## The problem
Look through the records that follow. Copy every line containing the word "梯度提升树".

(Records)

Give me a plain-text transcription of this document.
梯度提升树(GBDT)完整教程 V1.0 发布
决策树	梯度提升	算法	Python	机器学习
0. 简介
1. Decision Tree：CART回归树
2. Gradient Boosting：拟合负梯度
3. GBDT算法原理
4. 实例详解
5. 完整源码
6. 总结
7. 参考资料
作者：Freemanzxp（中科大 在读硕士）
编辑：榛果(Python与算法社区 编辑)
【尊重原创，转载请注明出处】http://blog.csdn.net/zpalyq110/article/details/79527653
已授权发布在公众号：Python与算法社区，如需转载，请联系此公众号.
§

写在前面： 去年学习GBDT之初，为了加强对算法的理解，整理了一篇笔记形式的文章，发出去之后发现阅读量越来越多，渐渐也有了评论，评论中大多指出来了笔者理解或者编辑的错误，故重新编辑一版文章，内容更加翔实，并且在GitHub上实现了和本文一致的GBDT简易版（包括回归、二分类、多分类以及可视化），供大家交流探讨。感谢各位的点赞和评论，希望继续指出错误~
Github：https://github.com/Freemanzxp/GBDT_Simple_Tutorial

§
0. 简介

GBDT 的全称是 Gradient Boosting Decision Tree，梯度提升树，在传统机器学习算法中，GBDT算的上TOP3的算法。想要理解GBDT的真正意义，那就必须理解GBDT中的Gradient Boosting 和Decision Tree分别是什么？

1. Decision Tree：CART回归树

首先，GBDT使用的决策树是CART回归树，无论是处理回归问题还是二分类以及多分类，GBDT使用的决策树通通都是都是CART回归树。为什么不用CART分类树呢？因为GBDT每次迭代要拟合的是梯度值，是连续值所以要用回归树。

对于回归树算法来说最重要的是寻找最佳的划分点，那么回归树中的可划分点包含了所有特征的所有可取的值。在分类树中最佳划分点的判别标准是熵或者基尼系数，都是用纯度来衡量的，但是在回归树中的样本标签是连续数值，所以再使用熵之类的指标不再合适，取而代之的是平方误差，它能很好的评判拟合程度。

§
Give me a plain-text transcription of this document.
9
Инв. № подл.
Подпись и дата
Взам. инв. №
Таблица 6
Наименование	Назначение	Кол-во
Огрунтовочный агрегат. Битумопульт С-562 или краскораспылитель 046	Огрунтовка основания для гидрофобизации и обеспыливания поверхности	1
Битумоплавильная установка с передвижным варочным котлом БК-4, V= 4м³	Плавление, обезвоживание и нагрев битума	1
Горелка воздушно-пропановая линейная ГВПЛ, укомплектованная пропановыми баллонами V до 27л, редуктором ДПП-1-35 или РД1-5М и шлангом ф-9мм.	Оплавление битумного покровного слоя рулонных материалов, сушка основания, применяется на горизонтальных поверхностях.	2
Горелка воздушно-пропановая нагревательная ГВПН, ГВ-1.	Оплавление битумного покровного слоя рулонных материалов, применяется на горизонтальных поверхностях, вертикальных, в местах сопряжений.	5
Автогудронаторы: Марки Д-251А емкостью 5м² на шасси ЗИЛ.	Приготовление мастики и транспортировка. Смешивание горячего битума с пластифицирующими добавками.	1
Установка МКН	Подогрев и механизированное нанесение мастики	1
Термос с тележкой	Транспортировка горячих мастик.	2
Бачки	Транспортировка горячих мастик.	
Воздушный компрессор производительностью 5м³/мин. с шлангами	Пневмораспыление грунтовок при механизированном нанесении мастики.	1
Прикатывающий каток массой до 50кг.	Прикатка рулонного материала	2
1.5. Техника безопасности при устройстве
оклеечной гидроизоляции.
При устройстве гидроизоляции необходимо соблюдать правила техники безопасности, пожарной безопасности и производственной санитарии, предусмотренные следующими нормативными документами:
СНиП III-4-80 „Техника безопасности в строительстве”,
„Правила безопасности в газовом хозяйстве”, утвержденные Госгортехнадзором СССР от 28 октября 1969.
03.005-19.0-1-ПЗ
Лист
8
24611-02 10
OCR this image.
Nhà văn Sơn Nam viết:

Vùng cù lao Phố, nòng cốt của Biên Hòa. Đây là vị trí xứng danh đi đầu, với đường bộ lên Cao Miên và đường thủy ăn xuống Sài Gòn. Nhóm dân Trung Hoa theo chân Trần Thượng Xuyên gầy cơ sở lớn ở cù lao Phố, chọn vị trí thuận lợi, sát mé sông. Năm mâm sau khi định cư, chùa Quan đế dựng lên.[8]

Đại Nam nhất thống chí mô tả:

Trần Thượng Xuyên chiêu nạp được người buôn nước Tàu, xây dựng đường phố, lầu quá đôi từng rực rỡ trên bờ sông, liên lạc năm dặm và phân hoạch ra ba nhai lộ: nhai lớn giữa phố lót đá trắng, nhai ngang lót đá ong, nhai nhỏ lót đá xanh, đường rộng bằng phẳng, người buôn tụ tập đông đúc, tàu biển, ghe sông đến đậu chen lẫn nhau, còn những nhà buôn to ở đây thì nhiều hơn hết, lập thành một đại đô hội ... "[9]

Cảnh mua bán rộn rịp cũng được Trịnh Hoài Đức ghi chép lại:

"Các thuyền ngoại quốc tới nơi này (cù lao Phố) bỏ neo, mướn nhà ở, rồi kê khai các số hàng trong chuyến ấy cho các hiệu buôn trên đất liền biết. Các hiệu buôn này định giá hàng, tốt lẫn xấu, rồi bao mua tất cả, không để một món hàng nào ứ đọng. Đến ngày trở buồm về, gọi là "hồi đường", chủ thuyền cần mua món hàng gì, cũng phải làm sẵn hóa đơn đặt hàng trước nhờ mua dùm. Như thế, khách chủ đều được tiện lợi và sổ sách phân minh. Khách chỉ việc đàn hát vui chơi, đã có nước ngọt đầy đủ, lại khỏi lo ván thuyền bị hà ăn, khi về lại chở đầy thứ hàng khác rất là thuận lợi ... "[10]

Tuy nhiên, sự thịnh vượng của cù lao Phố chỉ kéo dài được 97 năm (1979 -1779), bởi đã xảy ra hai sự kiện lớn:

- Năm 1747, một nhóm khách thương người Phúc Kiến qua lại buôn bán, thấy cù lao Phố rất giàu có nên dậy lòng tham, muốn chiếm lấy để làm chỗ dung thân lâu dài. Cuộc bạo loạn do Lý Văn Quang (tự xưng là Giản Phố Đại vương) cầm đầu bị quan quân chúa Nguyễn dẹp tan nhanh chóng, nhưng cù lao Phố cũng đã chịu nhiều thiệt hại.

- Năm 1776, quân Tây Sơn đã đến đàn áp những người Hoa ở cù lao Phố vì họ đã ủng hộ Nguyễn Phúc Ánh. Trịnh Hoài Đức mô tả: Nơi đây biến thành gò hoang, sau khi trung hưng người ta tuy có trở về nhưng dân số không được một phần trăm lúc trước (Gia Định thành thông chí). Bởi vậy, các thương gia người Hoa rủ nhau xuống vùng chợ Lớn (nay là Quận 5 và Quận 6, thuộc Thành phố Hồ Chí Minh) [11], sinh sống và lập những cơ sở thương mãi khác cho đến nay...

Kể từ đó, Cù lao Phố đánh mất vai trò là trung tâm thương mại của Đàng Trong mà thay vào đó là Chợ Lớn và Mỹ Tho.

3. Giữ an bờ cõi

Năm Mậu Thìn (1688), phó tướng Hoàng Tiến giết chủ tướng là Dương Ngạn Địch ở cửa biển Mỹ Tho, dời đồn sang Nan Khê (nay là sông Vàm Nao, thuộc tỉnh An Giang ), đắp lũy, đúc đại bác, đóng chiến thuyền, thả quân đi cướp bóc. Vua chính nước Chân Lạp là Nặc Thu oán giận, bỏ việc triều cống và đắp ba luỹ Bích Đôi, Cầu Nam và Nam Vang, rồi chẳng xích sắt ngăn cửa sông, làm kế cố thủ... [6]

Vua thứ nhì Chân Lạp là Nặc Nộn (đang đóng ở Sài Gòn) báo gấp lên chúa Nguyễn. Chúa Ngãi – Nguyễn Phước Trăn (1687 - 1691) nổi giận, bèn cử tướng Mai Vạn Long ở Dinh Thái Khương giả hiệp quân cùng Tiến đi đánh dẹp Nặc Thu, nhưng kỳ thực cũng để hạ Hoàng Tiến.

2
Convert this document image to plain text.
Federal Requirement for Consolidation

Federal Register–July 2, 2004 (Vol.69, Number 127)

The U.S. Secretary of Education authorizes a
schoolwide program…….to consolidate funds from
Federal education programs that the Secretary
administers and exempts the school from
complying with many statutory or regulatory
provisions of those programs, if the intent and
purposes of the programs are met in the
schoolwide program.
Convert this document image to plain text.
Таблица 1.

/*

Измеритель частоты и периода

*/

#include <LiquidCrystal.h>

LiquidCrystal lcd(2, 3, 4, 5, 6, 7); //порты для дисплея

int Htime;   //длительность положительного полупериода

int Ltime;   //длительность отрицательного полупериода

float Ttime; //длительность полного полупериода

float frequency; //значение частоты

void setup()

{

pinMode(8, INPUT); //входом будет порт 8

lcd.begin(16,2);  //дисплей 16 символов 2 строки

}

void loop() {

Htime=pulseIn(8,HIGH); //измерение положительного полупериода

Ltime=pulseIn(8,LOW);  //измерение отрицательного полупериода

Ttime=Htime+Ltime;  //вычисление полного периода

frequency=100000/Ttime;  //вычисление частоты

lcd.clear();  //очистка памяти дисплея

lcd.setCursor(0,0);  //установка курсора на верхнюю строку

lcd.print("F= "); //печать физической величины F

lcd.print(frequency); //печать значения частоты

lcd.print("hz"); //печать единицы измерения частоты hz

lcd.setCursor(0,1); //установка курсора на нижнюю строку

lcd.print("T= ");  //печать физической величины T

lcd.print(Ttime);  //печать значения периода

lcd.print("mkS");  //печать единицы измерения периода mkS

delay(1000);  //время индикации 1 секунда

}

## Solved problem
梯度提升树(GBDT)完整教程 V1.0 发布
GBDT 的全称是 Gradient Boosting Decision Tree，梯度提升树，在传统机器学习算法中，GBDT算的上TOP3的算法。想要理解GBDT的真正意义，那就必须理解GBDT中的Gradient Boosting 和Decision Tree分别是什么？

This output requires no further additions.